[start]

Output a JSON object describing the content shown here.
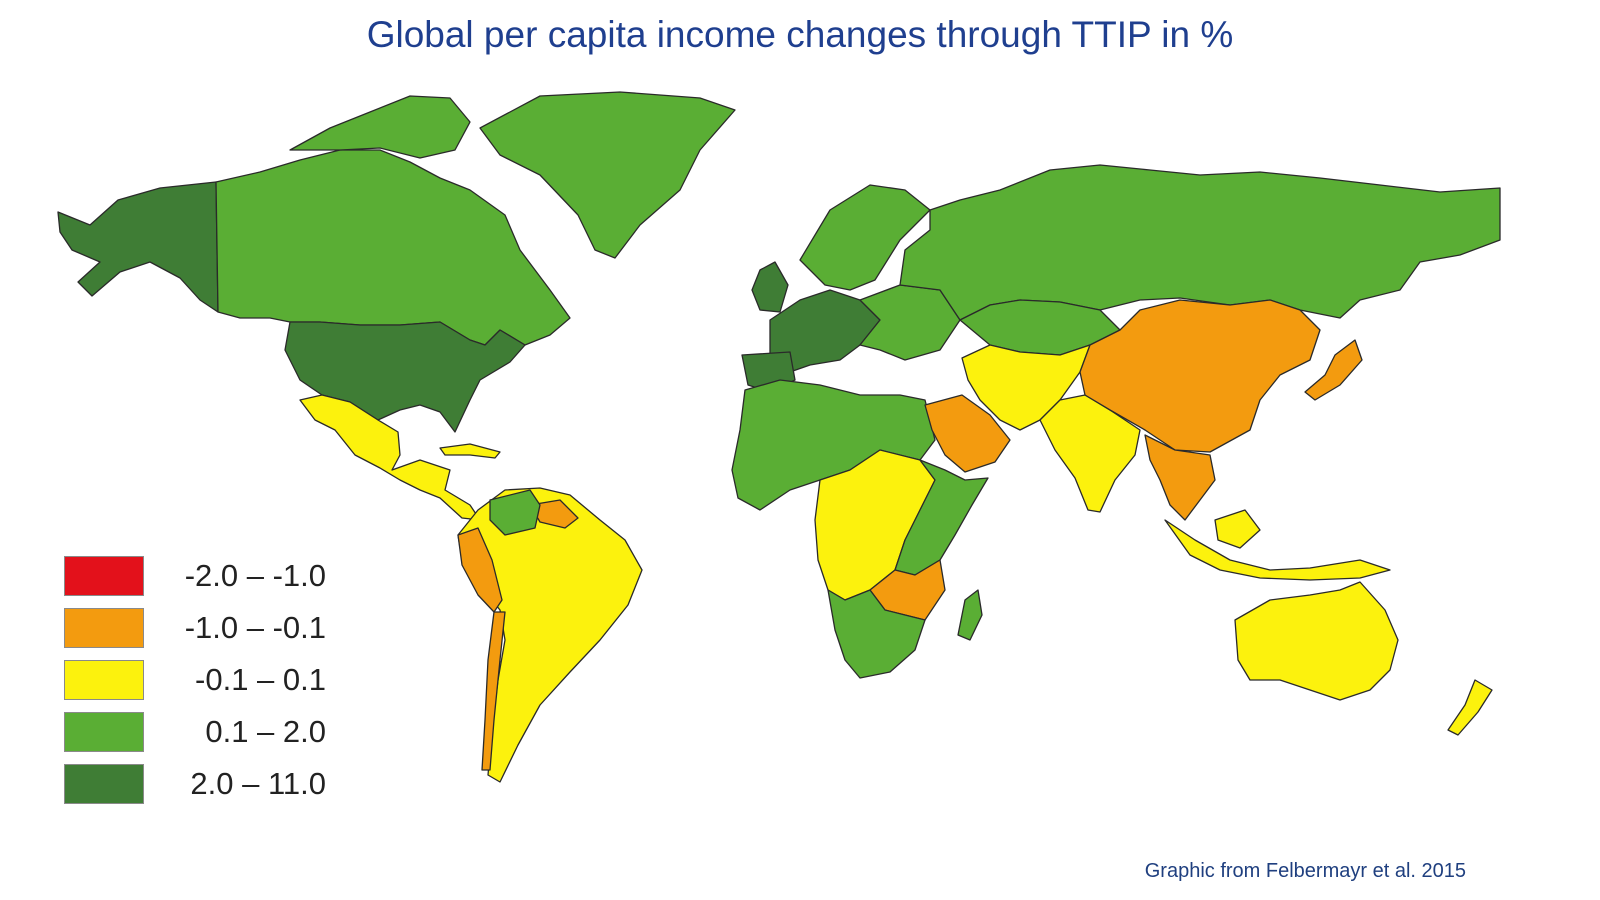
{
  "title": "Global per capita income changes through TTIP in %",
  "source": "Graphic from Felbermayr et al. 2015",
  "colors": {
    "red": "#e3111b",
    "orange": "#f39b0f",
    "yellow": "#fcf20d",
    "lightgreen": "#5aae34",
    "darkgreen": "#3f7d35",
    "title": "#1f3f8f"
  },
  "legend": [
    {
      "label": "-2.0 – -1.0",
      "color": "#e3111b"
    },
    {
      "label": "-1.0 – -0.1",
      "color": "#f39b0f"
    },
    {
      "label": "-0.1 – 0.1",
      "color": "#fcf20d"
    },
    {
      "label": "0.1 – 2.0",
      "color": "#5aae34"
    },
    {
      "label": "2.0 – 11.0",
      "color": "#3f7d35"
    }
  ],
  "regions": [
    {
      "name": "Alaska",
      "category": "2.0 – 11.0"
    },
    {
      "name": "Canada",
      "category": "0.1 – 2.0"
    },
    {
      "name": "Greenland",
      "category": "0.1 – 2.0"
    },
    {
      "name": "United States",
      "category": "2.0 – 11.0"
    },
    {
      "name": "Mexico and Central America",
      "category": "-0.1 – 0.1"
    },
    {
      "name": "South America",
      "category": "-0.1 – 0.1"
    },
    {
      "name": "Peru",
      "category": "-1.0 – -0.1"
    },
    {
      "name": "Chile",
      "category": "-1.0 – -0.1"
    },
    {
      "name": "Guianas",
      "category": "-1.0 – -0.1"
    },
    {
      "name": "Western Europe",
      "category": "2.0 – 11.0"
    },
    {
      "name": "Scandinavia",
      "category": "0.1 – 2.0"
    },
    {
      "name": "Russia",
      "category": "0.1 – 2.0"
    },
    {
      "name": "Central Asia",
      "category": "0.1 – 2.0"
    },
    {
      "name": "North Africa",
      "category": "0.1 – 2.0"
    },
    {
      "name": "Saudi Arabia",
      "category": "-1.0 – -0.1"
    },
    {
      "name": "Middle East",
      "category": "-0.1 – 0.1"
    },
    {
      "name": "India",
      "category": "-0.1 – 0.1"
    },
    {
      "name": "China and Mongolia",
      "category": "-1.0 – -0.1"
    },
    {
      "name": "Japan",
      "category": "-1.0 – -0.1"
    },
    {
      "name": "Southeast Asia",
      "category": "-1.0 – -0.1"
    },
    {
      "name": "Indonesia",
      "category": "-0.1 – 0.1"
    },
    {
      "name": "Central Africa",
      "category": "-0.1 – 0.1"
    },
    {
      "name": "East Africa",
      "category": "0.1 – 2.0"
    },
    {
      "name": "Southern Africa",
      "category": "0.1 – 2.0"
    },
    {
      "name": "Mozambique region",
      "category": "-1.0 – -0.1"
    },
    {
      "name": "Madagascar",
      "category": "0.1 – 2.0"
    },
    {
      "name": "Australia",
      "category": "-0.1 – 0.1"
    },
    {
      "name": "New Zealand",
      "category": "-0.1 – 0.1"
    }
  ]
}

[end]

• **Exercise prompt**
Pull out all lines from the entries above that include the word "Africa".

• **Output of the exercise**
      "name": "North Africa",
      "name": "Central Africa",
      "name": "East Africa",
      "name": "Southern Africa",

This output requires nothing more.